**YOUR GOAL:** Without the images, write out the whole listing exactly.
== == ==
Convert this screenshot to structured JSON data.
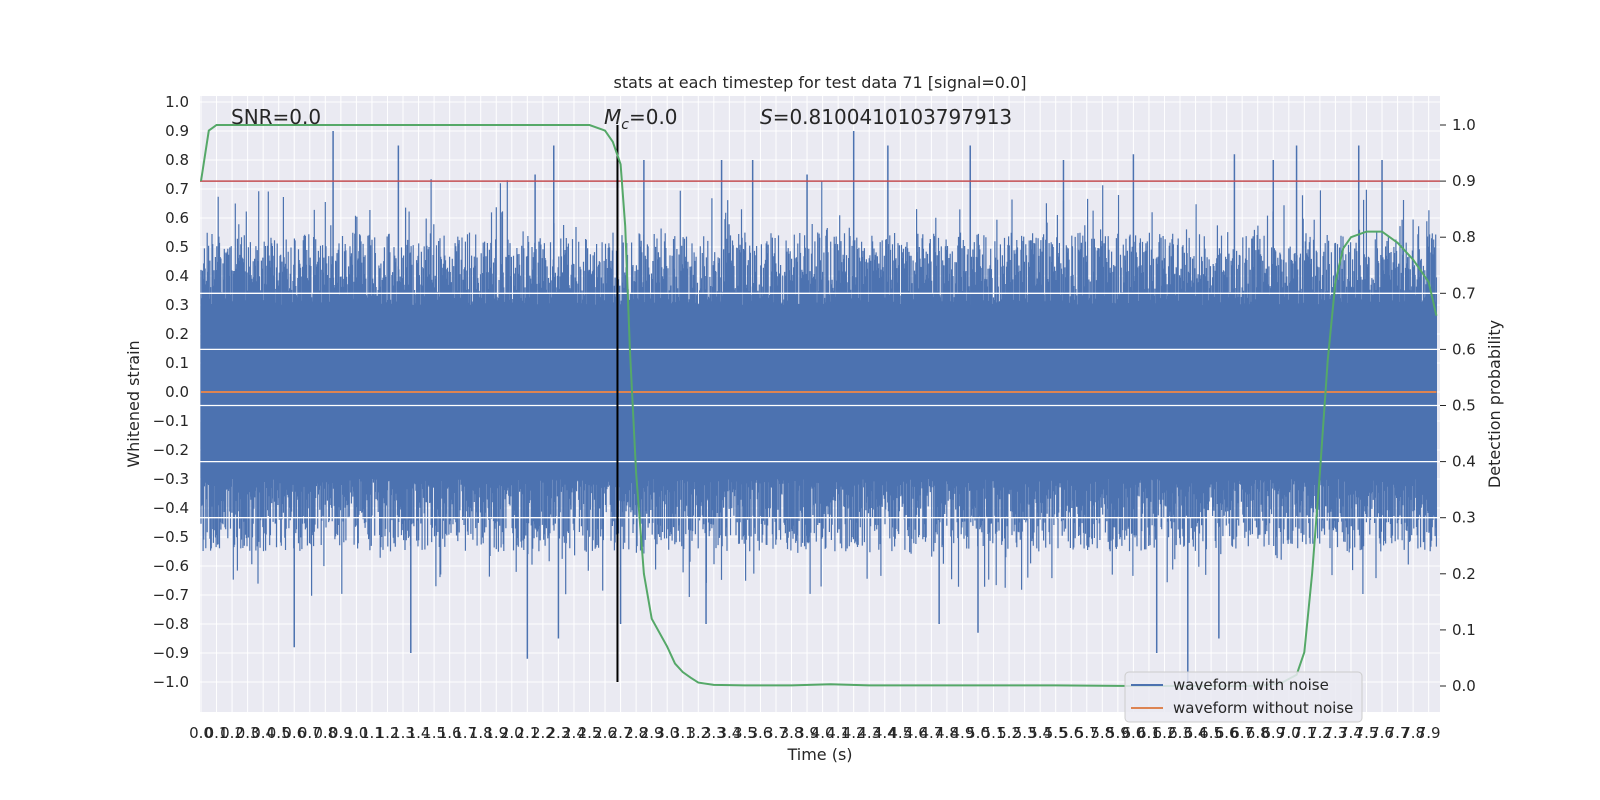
{
  "chart_data": {
    "type": "line",
    "title": "stats at each timestep for test data 71 [signal=0.0]",
    "xlabel": "Time (s)",
    "ylabel_left": "Whitened strain",
    "ylabel_right": "Detection probability",
    "xlim": [
      0.0,
      8.0
    ],
    "ylim_left": [
      -1.1,
      1.05
    ],
    "ylim_right": [
      -0.05,
      1.04
    ],
    "x_ticks": [
      0.0,
      0.1,
      0.2,
      0.3,
      0.4,
      0.5,
      0.6,
      0.7,
      0.8,
      0.9,
      1.0,
      1.1,
      1.2,
      1.3,
      1.4,
      1.5,
      1.6,
      1.7,
      1.8,
      1.9,
      2.0,
      2.1,
      2.2,
      2.3,
      2.4,
      2.5,
      2.6,
      2.7,
      2.8,
      2.9,
      3.0,
      3.1,
      3.2,
      3.3,
      3.4,
      3.5,
      3.6,
      3.7,
      3.8,
      3.9,
      4.0,
      4.1,
      4.2,
      4.3,
      4.4,
      4.5,
      4.6,
      4.7,
      4.8,
      4.9,
      5.0,
      5.1,
      5.2,
      5.3,
      5.4,
      5.5,
      5.6,
      5.7,
      5.8,
      5.9,
      6.0,
      6.1,
      6.2,
      6.3,
      6.4,
      6.5,
      6.6,
      6.7,
      6.8,
      6.9,
      7.0,
      7.1,
      7.2,
      7.3,
      7.4,
      7.5,
      7.6,
      7.7,
      7.8,
      7.9
    ],
    "left_ticks": [
      -1.0,
      -0.9,
      -0.8,
      -0.7,
      -0.6,
      -0.5,
      -0.4,
      -0.3,
      -0.2,
      -0.1,
      0.0,
      0.1,
      0.2,
      0.3,
      0.4,
      0.5,
      0.6,
      0.7,
      0.8,
      0.9,
      1.0
    ],
    "right_ticks": [
      0.0,
      0.1,
      0.2,
      0.3,
      0.4,
      0.5,
      0.6,
      0.7,
      0.8,
      0.9,
      1.0
    ],
    "annotations": {
      "snr": "SNR=0.0",
      "mc": "=0.0",
      "mc_symbol": "M",
      "mc_sub": "c",
      "s": "=0.8100410103797913",
      "s_symbol": "S"
    },
    "series": [
      {
        "name": "waveform with noise",
        "axis": "left",
        "color": "#4c72b0",
        "note": "dense noise, approx. amplitude envelope +/-0.35 to +/-0.9",
        "peak_times": [
          0.85,
          1.27,
          2.15,
          2.27,
          2.85,
          3.35,
          3.55,
          3.9,
          4.2,
          4.42,
          4.95,
          5.55,
          6.0,
          6.65,
          6.9,
          7.05,
          7.45,
          7.6
        ],
        "peak_values": [
          0.9,
          0.85,
          0.75,
          0.85,
          0.8,
          0.8,
          0.8,
          0.75,
          0.9,
          0.85,
          0.85,
          0.8,
          0.82,
          0.82,
          0.8,
          0.85,
          0.85,
          0.8
        ],
        "trough_times": [
          0.6,
          1.35,
          2.1,
          2.3,
          2.7,
          3.25,
          4.75,
          5.0,
          6.15,
          6.35,
          6.55
        ],
        "trough_values": [
          -0.88,
          -0.9,
          -0.92,
          -0.85,
          -0.8,
          -0.8,
          -0.8,
          -0.83,
          -0.9,
          -1.0,
          -0.85
        ]
      },
      {
        "name": "waveform without noise",
        "axis": "left",
        "color": "#dd8452",
        "x": [
          0.0,
          7.95
        ],
        "y": [
          0.0,
          0.0
        ]
      },
      {
        "name": "Detection probability",
        "axis": "right",
        "color": "#55a868",
        "x": [
          0.0,
          0.05,
          0.1,
          0.2,
          0.4,
          1.0,
          1.5,
          2.0,
          2.3,
          2.5,
          2.55,
          2.6,
          2.65,
          2.7,
          2.73,
          2.76,
          2.8,
          2.85,
          2.9,
          3.0,
          3.05,
          3.1,
          3.15,
          3.2,
          3.3,
          3.5,
          3.8,
          4.05,
          4.3,
          4.6,
          5.0,
          5.5,
          6.0,
          6.3,
          6.6,
          6.8,
          6.95,
          7.05,
          7.1,
          7.15,
          7.2,
          7.25,
          7.3,
          7.35,
          7.4,
          7.5,
          7.6,
          7.7,
          7.8,
          7.9,
          7.95
        ],
        "y": [
          0.9,
          0.99,
          1.0,
          1.0,
          1.0,
          1.0,
          1.0,
          1.0,
          1.0,
          1.0,
          0.995,
          0.99,
          0.97,
          0.93,
          0.82,
          0.6,
          0.38,
          0.2,
          0.12,
          0.07,
          0.04,
          0.025,
          0.015,
          0.006,
          0.002,
          0.001,
          0.001,
          0.003,
          0.001,
          0.001,
          0.001,
          0.001,
          0.0,
          0.0,
          0.0,
          0.0,
          0.005,
          0.02,
          0.06,
          0.2,
          0.38,
          0.58,
          0.72,
          0.78,
          0.8,
          0.81,
          0.81,
          0.79,
          0.76,
          0.72,
          0.66
        ]
      },
      {
        "name": "threshold",
        "axis": "right",
        "color": "#c44e52",
        "x": [
          0.0,
          8.0
        ],
        "y": [
          0.9,
          0.9
        ]
      },
      {
        "name": "event marker",
        "axis": "left",
        "color": "#000000",
        "x": [
          2.68,
          2.68
        ],
        "y": [
          -1.0,
          0.9
        ]
      }
    ],
    "legend": {
      "location": "lower right",
      "entries": [
        {
          "label": "waveform with noise",
          "color": "#4c72b0"
        },
        {
          "label": "waveform without noise",
          "color": "#dd8452"
        }
      ]
    }
  }
}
== == ==
**PROBLEM SOLUTION:**
Convert this screenshot to structured JSON data.
{
  "chart_data": {
    "type": "line",
    "title": "stats at each timestep for test data 71 [signal=0.0]",
    "xlabel": "Time (s)",
    "ylabel_left": "Whitened strain",
    "ylabel_right": "Detection probability",
    "xlim": [
      0.0,
      8.0
    ],
    "ylim_left": [
      -1.1,
      1.05
    ],
    "ylim_right": [
      -0.05,
      1.04
    ],
    "x_ticks": [
      0.0,
      0.1,
      0.2,
      0.3,
      0.4,
      0.5,
      0.6,
      0.7,
      0.8,
      0.9,
      1.0,
      1.1,
      1.2,
      1.3,
      1.4,
      1.5,
      1.6,
      1.7,
      1.8,
      1.9,
      2.0,
      2.1,
      2.2,
      2.3,
      2.4,
      2.5,
      2.6,
      2.7,
      2.8,
      2.9,
      3.0,
      3.1,
      3.2,
      3.3,
      3.4,
      3.5,
      3.6,
      3.7,
      3.8,
      3.9,
      4.0,
      4.1,
      4.2,
      4.3,
      4.4,
      4.5,
      4.6,
      4.7,
      4.8,
      4.9,
      5.0,
      5.1,
      5.2,
      5.3,
      5.4,
      5.5,
      5.6,
      5.7,
      5.8,
      5.9,
      6.0,
      6.1,
      6.2,
      6.3,
      6.4,
      6.5,
      6.6,
      6.7,
      6.8,
      6.9,
      7.0,
      7.1,
      7.2,
      7.3,
      7.4,
      7.5,
      7.6,
      7.7,
      7.8,
      7.9
    ],
    "left_ticks": [
      -1.0,
      -0.9,
      -0.8,
      -0.7,
      -0.6,
      -0.5,
      -0.4,
      -0.3,
      -0.2,
      -0.1,
      0.0,
      0.1,
      0.2,
      0.3,
      0.4,
      0.5,
      0.6,
      0.7,
      0.8,
      0.9,
      1.0
    ],
    "right_ticks": [
      0.0,
      0.1,
      0.2,
      0.3,
      0.4,
      0.5,
      0.6,
      0.7,
      0.8,
      0.9,
      1.0
    ],
    "annotations": {
      "snr": "SNR=0.0",
      "mc": "=0.0",
      "mc_symbol": "M",
      "mc_sub": "c",
      "s": "=0.8100410103797913",
      "s_symbol": "S"
    },
    "series": [
      {
        "name": "waveform with noise",
        "axis": "left",
        "color": "#4c72b0",
        "note": "dense noise, approx. amplitude envelope +/-0.35 to +/-0.9",
        "peak_times": [
          0.85,
          1.27,
          2.15,
          2.27,
          2.85,
          3.35,
          3.55,
          3.9,
          4.2,
          4.42,
          4.95,
          5.55,
          6.0,
          6.65,
          6.9,
          7.05,
          7.45,
          7.6
        ],
        "peak_values": [
          0.9,
          0.85,
          0.75,
          0.85,
          0.8,
          0.8,
          0.8,
          0.75,
          0.9,
          0.85,
          0.85,
          0.8,
          0.82,
          0.82,
          0.8,
          0.85,
          0.85,
          0.8
        ],
        "trough_times": [
          0.6,
          1.35,
          2.1,
          2.3,
          2.7,
          3.25,
          4.75,
          5.0,
          6.15,
          6.35,
          6.55
        ],
        "trough_values": [
          -0.88,
          -0.9,
          -0.92,
          -0.85,
          -0.8,
          -0.8,
          -0.8,
          -0.83,
          -0.9,
          -1.0,
          -0.85
        ]
      },
      {
        "name": "waveform without noise",
        "axis": "left",
        "color": "#dd8452",
        "x": [
          0.0,
          7.95
        ],
        "y": [
          0.0,
          0.0
        ]
      },
      {
        "name": "Detection probability",
        "axis": "right",
        "color": "#55a868",
        "x": [
          0.0,
          0.05,
          0.1,
          0.2,
          0.4,
          1.0,
          1.5,
          2.0,
          2.3,
          2.5,
          2.55,
          2.6,
          2.65,
          2.7,
          2.73,
          2.76,
          2.8,
          2.85,
          2.9,
          3.0,
          3.05,
          3.1,
          3.15,
          3.2,
          3.3,
          3.5,
          3.8,
          4.05,
          4.3,
          4.6,
          5.0,
          5.5,
          6.0,
          6.3,
          6.6,
          6.8,
          6.95,
          7.05,
          7.1,
          7.15,
          7.2,
          7.25,
          7.3,
          7.35,
          7.4,
          7.5,
          7.6,
          7.7,
          7.8,
          7.9,
          7.95
        ],
        "y": [
          0.9,
          0.99,
          1.0,
          1.0,
          1.0,
          1.0,
          1.0,
          1.0,
          1.0,
          1.0,
          0.995,
          0.99,
          0.97,
          0.93,
          0.82,
          0.6,
          0.38,
          0.2,
          0.12,
          0.07,
          0.04,
          0.025,
          0.015,
          0.006,
          0.002,
          0.001,
          0.001,
          0.003,
          0.001,
          0.001,
          0.001,
          0.001,
          0.0,
          0.0,
          0.0,
          0.0,
          0.005,
          0.02,
          0.06,
          0.2,
          0.38,
          0.58,
          0.72,
          0.78,
          0.8,
          0.81,
          0.81,
          0.79,
          0.76,
          0.72,
          0.66
        ]
      },
      {
        "name": "threshold",
        "axis": "right",
        "color": "#c44e52",
        "x": [
          0.0,
          8.0
        ],
        "y": [
          0.9,
          0.9
        ]
      },
      {
        "name": "event marker",
        "axis": "left",
        "color": "#000000",
        "x": [
          2.68,
          2.68
        ],
        "y": [
          -1.0,
          0.9
        ]
      }
    ],
    "legend": {
      "location": "lower right",
      "entries": [
        {
          "label": "waveform with noise",
          "color": "#4c72b0"
        },
        {
          "label": "waveform without noise",
          "color": "#dd8452"
        }
      ]
    }
  }
}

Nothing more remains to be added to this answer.